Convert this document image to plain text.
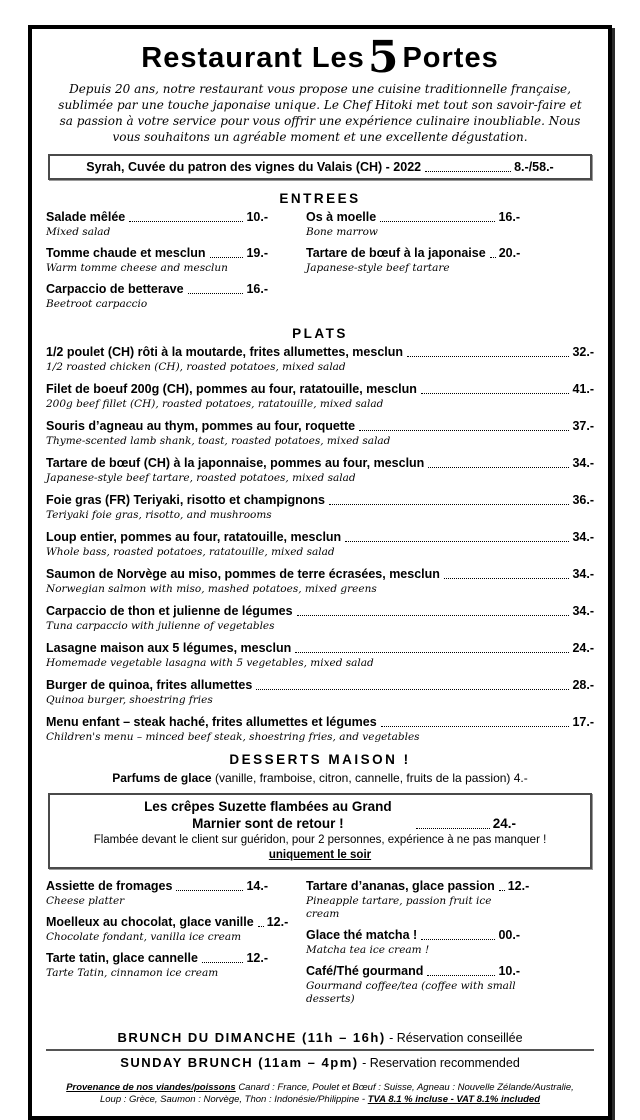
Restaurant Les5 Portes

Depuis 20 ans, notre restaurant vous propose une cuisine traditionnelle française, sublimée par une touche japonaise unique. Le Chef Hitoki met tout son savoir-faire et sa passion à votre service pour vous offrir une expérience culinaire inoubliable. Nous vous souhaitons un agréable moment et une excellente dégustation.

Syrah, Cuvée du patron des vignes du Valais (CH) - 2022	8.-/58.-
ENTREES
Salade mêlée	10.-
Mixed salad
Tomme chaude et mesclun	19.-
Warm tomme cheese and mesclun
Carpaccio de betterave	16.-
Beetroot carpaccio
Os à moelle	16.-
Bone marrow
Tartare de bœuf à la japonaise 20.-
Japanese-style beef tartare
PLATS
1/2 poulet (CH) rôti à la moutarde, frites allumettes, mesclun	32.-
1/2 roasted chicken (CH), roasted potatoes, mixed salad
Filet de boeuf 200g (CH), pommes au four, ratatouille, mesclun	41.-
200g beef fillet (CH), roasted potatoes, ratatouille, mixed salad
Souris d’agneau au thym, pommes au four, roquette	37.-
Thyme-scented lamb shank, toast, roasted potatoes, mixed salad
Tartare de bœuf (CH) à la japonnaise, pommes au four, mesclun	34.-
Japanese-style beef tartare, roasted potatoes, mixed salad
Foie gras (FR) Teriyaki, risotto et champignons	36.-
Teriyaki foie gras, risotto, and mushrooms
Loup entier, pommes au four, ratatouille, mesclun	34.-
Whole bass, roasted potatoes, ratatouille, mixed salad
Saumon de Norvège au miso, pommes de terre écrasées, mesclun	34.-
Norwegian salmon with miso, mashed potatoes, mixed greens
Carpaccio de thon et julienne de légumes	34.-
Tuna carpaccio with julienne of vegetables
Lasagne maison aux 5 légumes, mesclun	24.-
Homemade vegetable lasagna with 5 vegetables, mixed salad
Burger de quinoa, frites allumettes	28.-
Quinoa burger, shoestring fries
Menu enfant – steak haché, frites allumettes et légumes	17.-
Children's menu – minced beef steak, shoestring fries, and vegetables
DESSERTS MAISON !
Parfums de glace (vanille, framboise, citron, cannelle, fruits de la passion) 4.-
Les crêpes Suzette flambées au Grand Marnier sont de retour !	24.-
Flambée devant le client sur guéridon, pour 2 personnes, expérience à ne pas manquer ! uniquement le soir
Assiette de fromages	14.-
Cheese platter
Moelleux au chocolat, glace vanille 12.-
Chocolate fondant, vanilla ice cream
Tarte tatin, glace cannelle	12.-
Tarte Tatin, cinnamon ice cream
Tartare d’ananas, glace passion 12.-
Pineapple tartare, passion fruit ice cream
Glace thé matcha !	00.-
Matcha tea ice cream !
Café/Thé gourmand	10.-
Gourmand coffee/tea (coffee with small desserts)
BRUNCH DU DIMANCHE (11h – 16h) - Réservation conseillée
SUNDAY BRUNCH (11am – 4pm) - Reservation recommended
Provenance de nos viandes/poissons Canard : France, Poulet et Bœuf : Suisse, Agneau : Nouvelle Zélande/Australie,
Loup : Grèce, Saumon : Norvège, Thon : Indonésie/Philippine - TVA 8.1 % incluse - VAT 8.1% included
——————
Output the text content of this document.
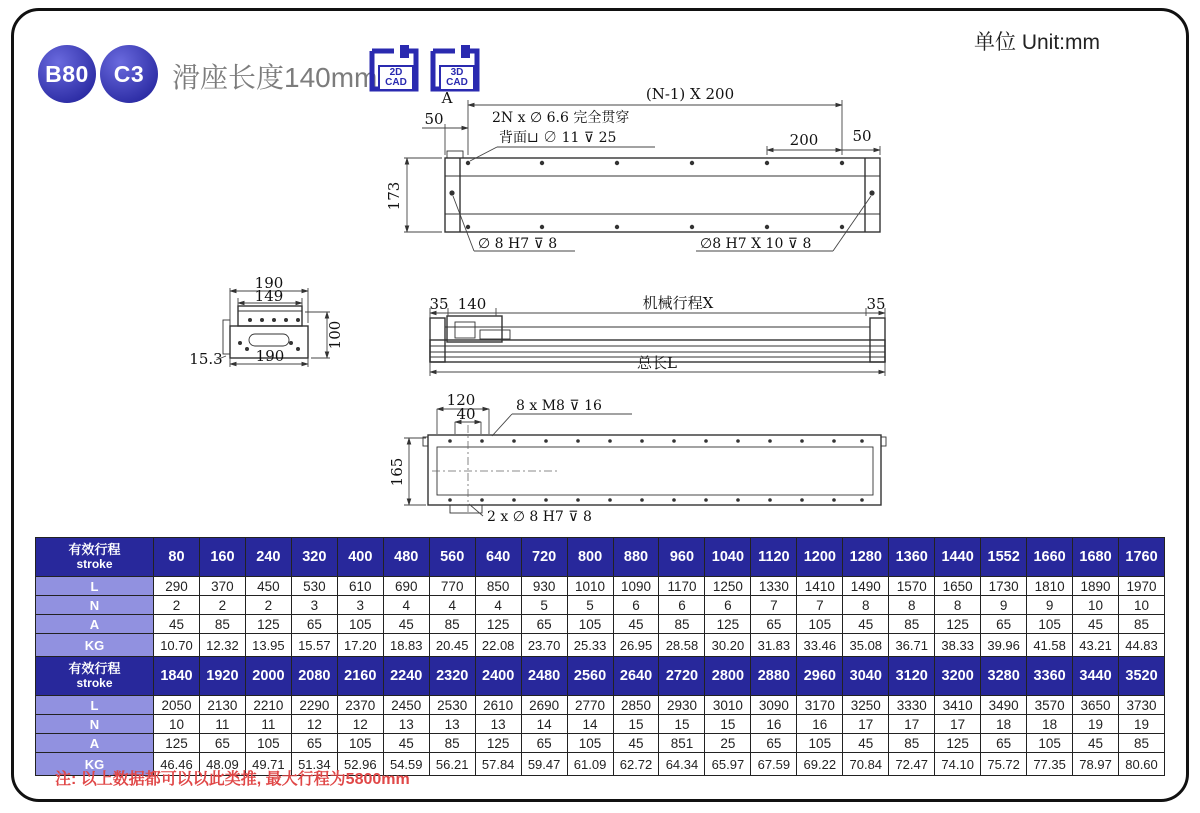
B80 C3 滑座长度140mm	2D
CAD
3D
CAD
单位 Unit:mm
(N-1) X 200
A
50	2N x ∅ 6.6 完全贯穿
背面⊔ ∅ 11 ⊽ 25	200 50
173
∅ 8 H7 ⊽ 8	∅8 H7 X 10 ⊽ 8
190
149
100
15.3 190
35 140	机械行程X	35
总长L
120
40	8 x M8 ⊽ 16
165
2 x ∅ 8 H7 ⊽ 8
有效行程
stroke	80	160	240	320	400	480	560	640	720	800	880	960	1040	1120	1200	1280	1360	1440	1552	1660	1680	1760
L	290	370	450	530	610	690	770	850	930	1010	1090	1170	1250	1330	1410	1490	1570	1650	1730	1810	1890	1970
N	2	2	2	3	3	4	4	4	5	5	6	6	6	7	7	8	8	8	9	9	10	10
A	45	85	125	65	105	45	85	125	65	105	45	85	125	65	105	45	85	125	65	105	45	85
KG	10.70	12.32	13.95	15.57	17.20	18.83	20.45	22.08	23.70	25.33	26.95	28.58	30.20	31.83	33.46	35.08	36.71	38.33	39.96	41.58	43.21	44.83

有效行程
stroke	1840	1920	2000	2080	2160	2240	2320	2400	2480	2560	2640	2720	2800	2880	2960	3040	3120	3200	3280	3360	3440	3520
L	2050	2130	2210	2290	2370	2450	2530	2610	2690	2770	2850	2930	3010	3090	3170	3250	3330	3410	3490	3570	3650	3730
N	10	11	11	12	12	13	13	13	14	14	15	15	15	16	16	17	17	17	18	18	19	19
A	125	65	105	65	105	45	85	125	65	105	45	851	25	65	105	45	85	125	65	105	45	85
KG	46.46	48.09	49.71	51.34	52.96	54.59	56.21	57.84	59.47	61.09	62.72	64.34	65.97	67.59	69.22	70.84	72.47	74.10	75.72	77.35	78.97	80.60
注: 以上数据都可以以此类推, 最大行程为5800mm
——————
§ **Work to do**: Using the listing above, say how many of its lines contain the string "fries", giving nothing but the figure.

§ **Exercise output**: 2